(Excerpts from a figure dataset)
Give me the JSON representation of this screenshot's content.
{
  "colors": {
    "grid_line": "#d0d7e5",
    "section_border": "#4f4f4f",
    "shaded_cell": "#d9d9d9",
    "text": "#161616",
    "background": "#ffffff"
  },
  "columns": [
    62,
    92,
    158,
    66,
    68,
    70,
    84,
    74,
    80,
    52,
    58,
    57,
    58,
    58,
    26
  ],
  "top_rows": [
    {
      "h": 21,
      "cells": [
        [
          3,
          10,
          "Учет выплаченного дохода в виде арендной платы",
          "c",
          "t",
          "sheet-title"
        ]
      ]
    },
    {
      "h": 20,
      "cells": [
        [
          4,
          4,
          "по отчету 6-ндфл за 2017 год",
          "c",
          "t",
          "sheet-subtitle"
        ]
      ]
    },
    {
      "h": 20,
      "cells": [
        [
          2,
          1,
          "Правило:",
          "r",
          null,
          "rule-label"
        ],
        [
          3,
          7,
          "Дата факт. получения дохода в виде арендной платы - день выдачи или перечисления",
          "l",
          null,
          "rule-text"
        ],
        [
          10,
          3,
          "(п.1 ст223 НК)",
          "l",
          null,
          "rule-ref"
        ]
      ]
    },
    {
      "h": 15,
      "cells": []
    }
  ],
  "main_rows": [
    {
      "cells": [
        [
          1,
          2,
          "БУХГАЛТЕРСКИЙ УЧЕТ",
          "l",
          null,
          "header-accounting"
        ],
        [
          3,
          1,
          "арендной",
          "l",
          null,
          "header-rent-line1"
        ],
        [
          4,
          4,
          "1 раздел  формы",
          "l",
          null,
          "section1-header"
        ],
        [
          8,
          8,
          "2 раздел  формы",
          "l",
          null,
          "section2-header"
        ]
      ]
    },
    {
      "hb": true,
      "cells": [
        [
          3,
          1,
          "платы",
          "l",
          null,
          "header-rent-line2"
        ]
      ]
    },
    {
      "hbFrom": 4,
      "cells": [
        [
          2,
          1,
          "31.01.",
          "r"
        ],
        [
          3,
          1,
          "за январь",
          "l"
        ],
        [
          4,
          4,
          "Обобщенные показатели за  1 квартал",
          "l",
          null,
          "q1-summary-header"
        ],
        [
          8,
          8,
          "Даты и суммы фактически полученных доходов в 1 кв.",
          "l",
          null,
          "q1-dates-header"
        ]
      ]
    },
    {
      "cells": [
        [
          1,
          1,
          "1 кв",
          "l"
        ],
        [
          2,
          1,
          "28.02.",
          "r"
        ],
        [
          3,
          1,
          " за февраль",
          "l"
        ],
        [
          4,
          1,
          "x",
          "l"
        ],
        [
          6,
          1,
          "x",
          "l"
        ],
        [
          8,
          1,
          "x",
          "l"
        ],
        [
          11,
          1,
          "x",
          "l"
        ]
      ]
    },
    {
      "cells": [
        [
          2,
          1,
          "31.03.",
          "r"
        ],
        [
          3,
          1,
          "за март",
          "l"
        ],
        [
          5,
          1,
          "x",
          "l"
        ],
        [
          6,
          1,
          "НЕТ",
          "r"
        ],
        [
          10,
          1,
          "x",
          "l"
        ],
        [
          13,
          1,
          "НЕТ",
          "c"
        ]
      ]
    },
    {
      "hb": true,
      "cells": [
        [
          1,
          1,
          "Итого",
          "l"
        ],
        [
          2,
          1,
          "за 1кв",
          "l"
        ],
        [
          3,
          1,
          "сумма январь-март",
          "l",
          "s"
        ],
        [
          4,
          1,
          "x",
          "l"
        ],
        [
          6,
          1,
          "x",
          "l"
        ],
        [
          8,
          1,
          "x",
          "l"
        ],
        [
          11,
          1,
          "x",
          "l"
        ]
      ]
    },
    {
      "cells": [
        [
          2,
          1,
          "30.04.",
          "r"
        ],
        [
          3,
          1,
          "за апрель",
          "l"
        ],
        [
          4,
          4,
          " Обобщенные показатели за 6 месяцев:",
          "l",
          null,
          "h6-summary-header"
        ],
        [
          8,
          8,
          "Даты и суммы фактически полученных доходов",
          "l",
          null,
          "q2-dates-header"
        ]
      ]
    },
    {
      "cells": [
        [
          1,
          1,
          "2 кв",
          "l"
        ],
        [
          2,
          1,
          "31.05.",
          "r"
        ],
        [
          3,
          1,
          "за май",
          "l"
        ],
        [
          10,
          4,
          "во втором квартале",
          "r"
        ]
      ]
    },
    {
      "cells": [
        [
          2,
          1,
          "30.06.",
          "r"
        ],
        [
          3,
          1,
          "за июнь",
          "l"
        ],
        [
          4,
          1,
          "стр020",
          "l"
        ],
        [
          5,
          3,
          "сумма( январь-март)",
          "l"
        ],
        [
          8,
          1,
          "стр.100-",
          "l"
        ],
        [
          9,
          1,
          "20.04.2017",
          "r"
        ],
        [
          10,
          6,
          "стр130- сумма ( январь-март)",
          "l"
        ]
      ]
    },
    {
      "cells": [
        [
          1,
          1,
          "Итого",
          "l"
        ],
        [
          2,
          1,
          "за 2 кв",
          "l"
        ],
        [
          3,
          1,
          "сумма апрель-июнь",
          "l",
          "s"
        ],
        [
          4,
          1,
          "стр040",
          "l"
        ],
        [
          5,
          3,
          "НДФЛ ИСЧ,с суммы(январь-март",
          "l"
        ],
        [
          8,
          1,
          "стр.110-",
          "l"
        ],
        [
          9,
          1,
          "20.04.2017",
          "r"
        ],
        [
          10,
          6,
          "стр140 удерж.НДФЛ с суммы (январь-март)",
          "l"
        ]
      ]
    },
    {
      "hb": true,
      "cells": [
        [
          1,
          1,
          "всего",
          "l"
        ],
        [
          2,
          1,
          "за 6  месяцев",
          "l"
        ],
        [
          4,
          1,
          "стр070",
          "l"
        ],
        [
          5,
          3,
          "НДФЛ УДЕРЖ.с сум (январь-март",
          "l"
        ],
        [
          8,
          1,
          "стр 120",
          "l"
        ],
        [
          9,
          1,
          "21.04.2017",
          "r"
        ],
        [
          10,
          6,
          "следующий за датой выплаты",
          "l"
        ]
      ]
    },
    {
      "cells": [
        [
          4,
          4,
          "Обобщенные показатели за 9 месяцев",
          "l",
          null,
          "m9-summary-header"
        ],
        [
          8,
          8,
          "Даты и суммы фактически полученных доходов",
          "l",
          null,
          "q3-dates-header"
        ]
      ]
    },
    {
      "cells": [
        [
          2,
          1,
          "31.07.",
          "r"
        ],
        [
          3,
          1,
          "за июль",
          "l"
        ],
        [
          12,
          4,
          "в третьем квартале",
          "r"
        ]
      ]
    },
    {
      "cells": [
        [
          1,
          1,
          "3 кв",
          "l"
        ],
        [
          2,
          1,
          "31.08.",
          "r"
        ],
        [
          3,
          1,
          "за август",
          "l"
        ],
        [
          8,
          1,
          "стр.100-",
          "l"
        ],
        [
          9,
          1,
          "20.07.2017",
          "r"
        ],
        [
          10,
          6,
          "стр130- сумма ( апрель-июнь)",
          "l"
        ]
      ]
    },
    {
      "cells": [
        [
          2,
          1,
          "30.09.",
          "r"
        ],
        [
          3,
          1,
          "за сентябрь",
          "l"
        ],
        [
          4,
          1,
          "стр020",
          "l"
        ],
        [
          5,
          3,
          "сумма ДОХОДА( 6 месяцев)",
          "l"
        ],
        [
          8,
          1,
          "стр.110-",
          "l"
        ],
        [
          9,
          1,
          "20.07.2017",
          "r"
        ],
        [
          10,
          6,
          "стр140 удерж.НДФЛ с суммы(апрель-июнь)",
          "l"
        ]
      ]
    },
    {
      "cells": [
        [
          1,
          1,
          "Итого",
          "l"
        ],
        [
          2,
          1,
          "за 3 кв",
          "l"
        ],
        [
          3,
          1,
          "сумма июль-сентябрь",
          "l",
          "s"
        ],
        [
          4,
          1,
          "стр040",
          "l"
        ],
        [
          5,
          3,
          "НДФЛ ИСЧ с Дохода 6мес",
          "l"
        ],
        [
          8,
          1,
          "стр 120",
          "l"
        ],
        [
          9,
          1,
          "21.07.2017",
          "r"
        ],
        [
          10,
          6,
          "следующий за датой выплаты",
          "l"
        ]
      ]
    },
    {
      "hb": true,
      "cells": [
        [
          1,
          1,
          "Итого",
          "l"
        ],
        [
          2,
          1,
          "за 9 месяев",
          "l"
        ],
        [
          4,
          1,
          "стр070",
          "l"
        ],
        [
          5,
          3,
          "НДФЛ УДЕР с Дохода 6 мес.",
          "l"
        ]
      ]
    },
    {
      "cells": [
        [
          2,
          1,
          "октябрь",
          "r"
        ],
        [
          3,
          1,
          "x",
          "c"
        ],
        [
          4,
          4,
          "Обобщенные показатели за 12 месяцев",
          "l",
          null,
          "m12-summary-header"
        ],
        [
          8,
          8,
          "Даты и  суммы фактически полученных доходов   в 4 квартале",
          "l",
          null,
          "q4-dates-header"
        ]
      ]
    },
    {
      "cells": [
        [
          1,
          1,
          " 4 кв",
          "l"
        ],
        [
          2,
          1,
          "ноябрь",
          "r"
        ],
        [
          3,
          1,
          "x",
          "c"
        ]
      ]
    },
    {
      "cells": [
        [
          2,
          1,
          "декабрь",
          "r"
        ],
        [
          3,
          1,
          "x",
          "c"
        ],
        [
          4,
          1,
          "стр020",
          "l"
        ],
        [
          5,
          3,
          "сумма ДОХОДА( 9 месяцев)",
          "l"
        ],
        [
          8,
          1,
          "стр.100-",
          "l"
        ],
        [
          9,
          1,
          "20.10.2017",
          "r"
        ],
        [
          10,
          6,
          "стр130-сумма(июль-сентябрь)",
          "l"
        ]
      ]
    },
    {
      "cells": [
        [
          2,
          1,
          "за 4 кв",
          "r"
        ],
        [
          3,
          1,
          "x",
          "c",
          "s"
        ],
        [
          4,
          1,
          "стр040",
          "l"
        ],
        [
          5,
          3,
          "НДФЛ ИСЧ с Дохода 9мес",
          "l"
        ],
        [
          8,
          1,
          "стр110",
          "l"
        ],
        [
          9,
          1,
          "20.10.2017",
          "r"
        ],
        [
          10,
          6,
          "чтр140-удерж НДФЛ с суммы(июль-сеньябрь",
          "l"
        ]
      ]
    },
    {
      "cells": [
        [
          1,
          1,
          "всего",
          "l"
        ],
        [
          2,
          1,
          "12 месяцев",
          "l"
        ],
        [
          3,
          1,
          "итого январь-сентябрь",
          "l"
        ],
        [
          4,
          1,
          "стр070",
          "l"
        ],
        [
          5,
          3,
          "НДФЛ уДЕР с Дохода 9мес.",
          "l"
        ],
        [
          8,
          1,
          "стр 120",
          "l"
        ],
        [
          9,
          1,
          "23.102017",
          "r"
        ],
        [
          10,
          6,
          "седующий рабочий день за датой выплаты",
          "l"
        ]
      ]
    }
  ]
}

What the task asks
Pick out every line above that contains the word "март" and copy it.

Expected answer
          "за март",
          "сумма январь-март",
          "сумма( январь-март)",
          "стр130- сумма ( январь-март)",
          "НДФЛ ИСЧ,с суммы(январь-март",
          "стр140 удерж.НДФЛ с суммы (январь-март)",
          "НДФЛ УДЕРЖ.с сум (январь-март",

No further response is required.